Collect every line that includes the string "развитие".

+ + +

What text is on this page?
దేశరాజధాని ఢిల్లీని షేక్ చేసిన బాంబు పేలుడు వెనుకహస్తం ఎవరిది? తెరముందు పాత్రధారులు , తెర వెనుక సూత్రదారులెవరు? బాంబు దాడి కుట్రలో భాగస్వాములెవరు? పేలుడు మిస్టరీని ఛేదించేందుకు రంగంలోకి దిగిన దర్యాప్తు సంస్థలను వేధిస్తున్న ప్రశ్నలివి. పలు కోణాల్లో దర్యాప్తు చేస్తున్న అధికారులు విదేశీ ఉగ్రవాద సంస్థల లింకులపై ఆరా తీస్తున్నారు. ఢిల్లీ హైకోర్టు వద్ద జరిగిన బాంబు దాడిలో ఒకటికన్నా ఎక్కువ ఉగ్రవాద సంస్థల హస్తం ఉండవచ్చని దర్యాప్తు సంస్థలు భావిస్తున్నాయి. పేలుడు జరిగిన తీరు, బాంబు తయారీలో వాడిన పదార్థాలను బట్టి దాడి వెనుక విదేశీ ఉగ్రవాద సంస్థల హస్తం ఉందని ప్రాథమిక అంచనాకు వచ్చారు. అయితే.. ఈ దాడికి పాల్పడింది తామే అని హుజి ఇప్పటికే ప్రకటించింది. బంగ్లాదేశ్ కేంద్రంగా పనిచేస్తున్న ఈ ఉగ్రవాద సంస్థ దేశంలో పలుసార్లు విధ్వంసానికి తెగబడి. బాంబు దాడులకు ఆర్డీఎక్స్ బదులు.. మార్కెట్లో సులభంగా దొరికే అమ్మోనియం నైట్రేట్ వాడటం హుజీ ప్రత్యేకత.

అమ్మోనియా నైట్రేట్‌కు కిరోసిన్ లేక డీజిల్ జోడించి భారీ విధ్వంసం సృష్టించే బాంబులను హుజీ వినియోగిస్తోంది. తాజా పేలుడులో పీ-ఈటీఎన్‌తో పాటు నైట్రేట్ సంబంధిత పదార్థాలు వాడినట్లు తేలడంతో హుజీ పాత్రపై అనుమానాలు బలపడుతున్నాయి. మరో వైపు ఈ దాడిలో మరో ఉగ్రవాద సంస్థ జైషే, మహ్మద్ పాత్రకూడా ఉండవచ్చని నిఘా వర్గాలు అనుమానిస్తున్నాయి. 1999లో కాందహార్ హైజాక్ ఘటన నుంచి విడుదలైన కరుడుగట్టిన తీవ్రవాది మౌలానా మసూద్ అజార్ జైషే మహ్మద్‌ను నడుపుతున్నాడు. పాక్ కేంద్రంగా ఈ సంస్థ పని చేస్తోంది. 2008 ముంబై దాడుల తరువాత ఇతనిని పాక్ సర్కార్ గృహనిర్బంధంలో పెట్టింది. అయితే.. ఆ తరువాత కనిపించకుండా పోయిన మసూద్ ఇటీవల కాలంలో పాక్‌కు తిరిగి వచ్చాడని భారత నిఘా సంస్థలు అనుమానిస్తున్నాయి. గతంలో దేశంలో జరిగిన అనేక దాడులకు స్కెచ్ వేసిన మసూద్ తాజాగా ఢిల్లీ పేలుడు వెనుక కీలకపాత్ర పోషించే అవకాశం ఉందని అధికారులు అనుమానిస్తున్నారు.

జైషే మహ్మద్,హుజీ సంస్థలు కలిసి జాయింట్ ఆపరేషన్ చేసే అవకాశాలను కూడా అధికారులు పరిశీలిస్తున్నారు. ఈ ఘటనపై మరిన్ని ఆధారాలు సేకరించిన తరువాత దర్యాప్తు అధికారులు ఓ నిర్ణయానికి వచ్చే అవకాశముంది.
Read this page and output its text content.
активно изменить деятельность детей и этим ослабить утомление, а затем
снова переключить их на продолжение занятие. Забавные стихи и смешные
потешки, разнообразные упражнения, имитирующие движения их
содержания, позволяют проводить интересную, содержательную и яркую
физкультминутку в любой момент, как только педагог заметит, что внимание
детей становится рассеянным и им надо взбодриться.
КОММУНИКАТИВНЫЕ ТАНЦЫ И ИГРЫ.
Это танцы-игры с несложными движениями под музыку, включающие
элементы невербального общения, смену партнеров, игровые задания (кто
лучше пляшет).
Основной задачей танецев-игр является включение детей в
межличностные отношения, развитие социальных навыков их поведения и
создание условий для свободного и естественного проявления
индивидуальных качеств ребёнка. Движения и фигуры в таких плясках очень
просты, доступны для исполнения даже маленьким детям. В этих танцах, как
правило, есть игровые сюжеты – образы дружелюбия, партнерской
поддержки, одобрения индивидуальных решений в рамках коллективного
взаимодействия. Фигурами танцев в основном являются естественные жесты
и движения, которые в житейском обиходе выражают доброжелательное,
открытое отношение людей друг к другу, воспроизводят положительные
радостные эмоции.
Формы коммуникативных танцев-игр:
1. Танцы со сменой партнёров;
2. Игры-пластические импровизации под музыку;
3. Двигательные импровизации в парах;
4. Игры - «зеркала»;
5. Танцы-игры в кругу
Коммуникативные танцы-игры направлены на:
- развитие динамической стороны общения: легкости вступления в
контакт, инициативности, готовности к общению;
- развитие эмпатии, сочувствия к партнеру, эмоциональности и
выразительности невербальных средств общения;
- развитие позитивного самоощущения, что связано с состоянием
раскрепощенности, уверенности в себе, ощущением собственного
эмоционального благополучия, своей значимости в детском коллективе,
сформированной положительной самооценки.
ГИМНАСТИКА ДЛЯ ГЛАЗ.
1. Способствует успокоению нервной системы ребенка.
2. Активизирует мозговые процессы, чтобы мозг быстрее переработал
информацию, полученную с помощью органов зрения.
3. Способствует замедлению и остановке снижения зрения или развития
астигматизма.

+ + +

Solution to the problem =>
межличностные отношения, развитие социальных навыков их поведения и
- развитие динамической стороны общения: легкости вступления в
- развитие эмпатии, сочувствия к партнеру, эмоциональности и
- развитие позитивного самоощущения, что связано с состоянием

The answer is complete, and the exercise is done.